--- Your instructions ---
Please state how many lines of the records below contain the word "opaque". Give the number and nothing else.

Excerpts from a transcription dataset:
--- START ---
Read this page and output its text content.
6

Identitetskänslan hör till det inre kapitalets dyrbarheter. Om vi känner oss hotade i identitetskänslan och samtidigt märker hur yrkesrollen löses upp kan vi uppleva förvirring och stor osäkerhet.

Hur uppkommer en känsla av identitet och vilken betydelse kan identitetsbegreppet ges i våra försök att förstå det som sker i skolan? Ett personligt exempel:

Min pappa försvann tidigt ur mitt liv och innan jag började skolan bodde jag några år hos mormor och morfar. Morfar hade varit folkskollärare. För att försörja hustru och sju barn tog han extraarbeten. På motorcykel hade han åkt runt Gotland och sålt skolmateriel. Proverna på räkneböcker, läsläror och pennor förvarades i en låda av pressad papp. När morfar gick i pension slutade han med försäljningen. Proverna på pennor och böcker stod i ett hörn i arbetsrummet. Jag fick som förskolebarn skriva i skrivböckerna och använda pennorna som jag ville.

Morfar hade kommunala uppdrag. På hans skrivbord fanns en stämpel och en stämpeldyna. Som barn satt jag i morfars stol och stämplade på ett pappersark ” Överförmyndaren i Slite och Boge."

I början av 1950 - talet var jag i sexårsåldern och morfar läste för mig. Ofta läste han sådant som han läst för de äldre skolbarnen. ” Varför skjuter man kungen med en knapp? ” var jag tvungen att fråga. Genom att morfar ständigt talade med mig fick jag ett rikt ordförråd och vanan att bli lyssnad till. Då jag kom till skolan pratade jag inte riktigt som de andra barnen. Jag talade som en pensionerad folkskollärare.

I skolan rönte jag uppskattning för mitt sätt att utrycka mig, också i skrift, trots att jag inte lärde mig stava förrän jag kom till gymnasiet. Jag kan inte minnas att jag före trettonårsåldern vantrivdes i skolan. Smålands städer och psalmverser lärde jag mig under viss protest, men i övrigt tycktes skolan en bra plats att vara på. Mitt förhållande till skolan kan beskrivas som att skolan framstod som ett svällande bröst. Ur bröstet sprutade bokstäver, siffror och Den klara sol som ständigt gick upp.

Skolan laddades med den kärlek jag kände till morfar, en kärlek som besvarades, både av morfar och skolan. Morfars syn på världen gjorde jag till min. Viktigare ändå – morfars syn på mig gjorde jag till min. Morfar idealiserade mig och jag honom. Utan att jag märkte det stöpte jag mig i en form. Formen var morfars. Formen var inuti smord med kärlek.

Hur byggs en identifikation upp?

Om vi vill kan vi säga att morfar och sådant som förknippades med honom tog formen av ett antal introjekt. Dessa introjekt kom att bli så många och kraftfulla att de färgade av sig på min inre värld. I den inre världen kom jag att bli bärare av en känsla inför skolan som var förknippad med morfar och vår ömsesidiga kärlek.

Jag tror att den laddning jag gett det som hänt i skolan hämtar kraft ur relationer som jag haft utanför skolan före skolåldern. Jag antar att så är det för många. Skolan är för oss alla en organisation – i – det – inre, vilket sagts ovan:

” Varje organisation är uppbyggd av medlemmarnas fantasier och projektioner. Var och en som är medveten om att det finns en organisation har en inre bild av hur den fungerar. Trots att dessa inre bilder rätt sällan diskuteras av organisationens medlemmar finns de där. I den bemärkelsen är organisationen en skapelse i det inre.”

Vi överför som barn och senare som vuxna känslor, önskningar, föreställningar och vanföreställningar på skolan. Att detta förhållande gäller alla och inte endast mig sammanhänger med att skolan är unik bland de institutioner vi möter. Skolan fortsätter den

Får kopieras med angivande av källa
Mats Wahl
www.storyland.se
--- END ---
--- START ---
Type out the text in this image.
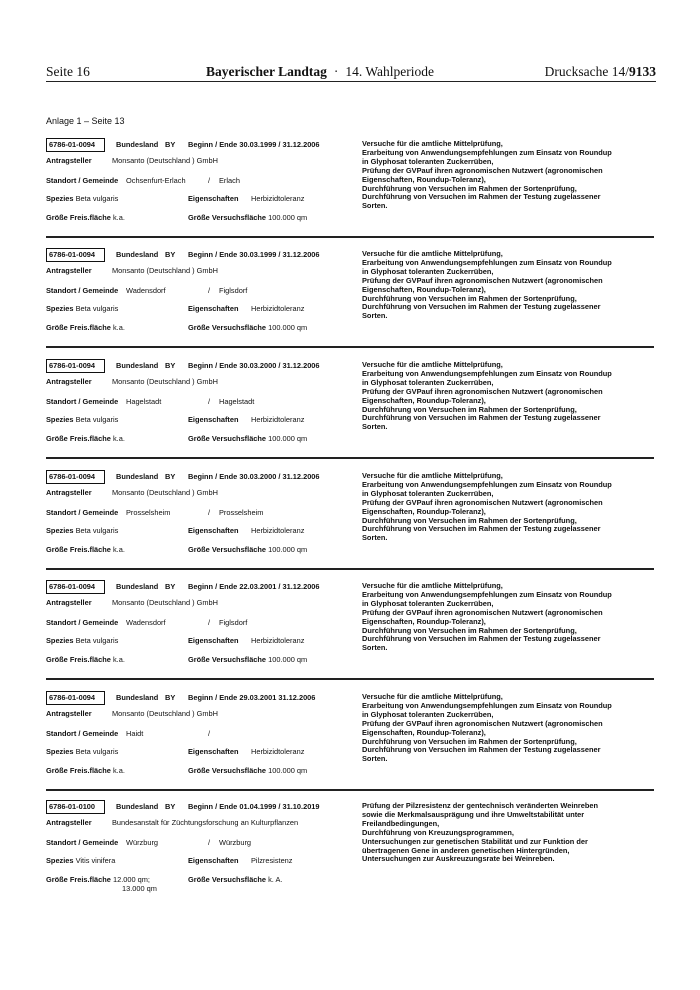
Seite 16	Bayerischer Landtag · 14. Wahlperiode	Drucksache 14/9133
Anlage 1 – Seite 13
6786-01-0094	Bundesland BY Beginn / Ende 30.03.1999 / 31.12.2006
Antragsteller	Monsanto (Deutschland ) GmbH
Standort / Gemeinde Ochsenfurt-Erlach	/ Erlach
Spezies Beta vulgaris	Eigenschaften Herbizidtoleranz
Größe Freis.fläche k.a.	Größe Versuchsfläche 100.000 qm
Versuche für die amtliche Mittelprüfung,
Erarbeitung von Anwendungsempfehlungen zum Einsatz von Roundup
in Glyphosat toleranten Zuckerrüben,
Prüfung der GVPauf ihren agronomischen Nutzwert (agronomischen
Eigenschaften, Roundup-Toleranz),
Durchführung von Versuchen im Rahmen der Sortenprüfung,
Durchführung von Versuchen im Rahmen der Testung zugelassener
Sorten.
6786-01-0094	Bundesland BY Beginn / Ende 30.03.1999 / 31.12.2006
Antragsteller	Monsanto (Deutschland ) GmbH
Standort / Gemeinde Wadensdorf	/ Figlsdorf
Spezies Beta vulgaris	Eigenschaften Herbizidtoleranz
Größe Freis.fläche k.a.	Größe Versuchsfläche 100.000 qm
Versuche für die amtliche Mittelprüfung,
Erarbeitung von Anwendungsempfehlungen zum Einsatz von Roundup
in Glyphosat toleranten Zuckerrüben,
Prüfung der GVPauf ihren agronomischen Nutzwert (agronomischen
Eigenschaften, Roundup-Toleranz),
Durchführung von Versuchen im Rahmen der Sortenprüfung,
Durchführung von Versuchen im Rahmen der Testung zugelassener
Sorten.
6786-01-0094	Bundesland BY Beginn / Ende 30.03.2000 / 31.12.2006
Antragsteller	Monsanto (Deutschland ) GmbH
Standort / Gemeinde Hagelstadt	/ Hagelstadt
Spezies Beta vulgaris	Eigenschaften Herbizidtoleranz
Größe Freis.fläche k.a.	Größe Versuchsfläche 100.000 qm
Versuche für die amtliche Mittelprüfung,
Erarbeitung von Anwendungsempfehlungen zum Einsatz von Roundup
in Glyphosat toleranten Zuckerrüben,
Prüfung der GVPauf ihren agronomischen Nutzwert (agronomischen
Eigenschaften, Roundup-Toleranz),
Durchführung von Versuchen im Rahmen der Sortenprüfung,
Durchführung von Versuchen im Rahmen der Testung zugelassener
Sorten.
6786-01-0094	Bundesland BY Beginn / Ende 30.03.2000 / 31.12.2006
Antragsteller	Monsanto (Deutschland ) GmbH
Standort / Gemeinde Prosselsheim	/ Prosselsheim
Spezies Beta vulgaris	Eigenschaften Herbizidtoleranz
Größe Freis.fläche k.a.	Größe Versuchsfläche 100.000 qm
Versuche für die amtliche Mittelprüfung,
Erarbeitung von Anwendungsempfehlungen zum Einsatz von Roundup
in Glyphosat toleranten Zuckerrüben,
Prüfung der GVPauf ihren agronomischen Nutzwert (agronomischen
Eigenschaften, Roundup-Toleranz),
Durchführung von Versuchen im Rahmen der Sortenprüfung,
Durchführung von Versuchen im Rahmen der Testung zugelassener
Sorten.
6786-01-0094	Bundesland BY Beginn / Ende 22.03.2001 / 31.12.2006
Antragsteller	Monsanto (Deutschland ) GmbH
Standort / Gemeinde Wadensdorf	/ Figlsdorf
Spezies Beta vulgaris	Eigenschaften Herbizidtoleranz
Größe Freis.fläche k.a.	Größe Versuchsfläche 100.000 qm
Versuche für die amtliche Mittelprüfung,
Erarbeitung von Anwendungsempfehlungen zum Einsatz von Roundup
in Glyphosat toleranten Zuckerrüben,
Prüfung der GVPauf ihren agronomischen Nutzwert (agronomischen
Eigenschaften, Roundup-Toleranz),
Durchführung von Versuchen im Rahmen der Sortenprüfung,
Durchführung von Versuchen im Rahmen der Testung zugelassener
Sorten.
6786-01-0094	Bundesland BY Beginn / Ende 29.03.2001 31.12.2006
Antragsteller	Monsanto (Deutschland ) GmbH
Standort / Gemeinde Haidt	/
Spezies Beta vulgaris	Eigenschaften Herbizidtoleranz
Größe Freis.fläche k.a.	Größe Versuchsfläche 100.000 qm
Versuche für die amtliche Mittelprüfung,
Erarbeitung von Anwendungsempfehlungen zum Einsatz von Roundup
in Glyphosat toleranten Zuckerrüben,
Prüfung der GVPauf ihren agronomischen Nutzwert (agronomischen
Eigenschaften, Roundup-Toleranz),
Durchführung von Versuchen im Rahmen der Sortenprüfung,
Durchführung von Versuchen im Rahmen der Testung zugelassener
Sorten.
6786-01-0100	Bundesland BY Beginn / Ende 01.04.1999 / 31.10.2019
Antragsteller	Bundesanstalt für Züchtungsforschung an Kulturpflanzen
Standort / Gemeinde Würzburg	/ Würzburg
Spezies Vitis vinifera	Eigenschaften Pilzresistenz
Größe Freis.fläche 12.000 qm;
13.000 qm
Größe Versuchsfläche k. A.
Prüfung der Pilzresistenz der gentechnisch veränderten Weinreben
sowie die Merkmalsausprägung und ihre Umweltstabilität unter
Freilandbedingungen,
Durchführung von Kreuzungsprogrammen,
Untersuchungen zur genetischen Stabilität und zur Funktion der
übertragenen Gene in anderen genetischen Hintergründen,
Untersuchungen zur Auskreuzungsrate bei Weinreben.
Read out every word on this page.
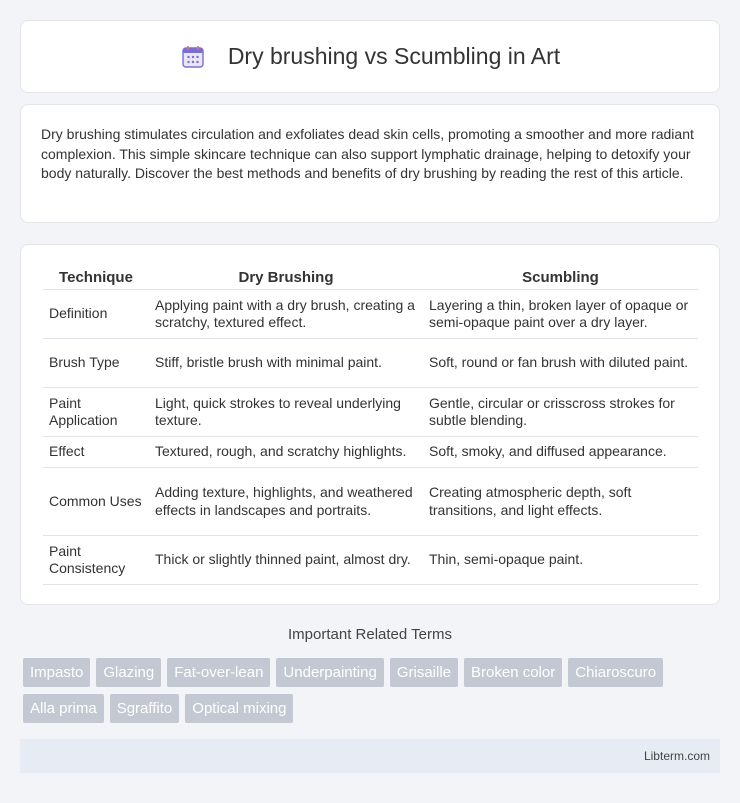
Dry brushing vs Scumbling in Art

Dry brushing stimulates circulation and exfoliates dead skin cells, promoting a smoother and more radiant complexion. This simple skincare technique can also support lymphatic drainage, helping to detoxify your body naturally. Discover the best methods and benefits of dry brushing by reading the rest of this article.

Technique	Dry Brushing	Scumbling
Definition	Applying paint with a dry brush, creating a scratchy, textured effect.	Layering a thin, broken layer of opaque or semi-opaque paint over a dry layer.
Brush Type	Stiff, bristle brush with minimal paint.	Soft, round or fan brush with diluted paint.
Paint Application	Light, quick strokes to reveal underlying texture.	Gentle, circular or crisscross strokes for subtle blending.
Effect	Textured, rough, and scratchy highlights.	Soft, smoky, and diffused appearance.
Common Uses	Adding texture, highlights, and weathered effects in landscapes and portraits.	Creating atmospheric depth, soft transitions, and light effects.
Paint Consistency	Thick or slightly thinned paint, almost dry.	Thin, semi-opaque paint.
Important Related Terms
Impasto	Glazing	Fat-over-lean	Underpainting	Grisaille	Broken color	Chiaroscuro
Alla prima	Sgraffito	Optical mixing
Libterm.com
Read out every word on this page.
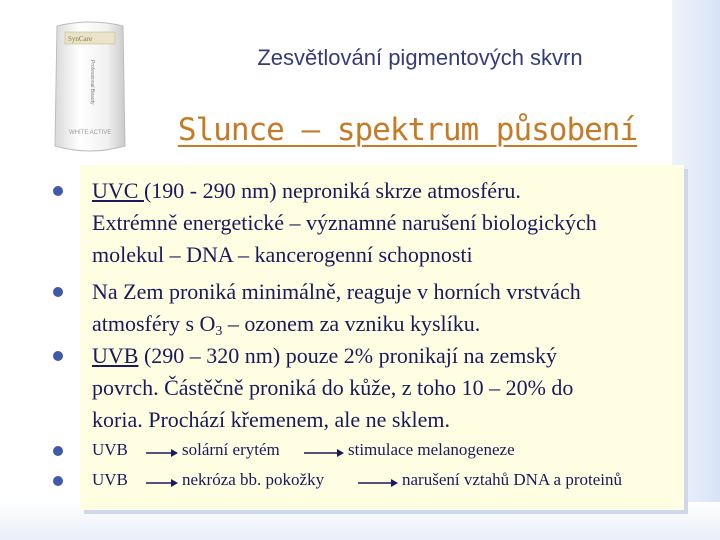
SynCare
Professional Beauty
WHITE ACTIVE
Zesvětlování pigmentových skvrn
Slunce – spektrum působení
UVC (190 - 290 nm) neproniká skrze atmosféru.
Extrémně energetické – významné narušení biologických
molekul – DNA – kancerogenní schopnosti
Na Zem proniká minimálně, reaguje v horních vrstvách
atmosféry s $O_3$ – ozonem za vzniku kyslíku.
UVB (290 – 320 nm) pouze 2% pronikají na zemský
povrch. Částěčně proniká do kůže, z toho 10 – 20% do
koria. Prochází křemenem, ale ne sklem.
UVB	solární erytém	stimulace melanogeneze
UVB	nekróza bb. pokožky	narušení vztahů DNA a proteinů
--- END ---
--- START ---
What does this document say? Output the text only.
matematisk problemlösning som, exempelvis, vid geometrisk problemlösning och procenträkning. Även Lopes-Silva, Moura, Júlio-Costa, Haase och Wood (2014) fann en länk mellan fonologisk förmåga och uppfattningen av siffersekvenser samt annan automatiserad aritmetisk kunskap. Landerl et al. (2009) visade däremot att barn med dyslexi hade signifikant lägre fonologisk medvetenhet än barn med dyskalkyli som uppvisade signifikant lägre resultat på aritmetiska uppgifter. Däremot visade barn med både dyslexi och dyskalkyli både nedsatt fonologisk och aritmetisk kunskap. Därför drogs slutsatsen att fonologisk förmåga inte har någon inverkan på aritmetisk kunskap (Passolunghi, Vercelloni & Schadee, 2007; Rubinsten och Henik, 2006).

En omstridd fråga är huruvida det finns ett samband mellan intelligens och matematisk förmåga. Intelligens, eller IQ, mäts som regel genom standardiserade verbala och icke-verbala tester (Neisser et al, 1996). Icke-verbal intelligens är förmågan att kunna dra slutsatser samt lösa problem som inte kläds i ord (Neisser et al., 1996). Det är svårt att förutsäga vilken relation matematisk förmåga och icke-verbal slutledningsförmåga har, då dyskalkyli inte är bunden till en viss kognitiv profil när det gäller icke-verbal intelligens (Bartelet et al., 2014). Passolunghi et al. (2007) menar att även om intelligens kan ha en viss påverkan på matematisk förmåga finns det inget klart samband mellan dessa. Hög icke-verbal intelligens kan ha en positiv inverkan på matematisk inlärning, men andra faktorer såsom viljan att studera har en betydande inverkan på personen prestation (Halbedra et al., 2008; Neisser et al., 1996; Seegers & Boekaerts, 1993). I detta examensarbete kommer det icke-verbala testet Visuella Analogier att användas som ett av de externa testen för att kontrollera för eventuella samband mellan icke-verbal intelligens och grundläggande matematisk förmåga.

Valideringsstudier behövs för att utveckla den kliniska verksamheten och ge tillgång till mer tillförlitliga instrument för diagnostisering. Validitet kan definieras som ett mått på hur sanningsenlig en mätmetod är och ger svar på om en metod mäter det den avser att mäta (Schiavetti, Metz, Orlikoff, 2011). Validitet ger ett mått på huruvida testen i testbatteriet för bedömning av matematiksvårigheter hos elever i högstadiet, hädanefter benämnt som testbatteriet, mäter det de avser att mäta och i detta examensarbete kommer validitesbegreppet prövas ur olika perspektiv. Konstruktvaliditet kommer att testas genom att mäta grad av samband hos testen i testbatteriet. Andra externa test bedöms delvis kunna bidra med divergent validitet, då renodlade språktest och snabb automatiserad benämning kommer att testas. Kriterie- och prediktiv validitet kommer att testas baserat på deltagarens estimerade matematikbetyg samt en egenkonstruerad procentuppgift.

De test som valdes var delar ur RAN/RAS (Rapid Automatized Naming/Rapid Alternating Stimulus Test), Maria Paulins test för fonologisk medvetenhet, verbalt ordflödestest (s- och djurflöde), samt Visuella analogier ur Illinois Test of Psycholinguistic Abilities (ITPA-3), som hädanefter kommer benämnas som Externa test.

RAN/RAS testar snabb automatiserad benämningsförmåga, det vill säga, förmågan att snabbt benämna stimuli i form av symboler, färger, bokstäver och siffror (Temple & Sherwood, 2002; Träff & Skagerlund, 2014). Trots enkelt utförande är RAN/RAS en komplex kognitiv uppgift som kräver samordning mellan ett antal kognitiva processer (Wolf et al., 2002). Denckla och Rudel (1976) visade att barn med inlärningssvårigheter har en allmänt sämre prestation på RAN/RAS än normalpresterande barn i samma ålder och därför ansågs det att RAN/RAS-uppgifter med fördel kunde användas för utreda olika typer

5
--- END ---
--- Answer to the problem ---
2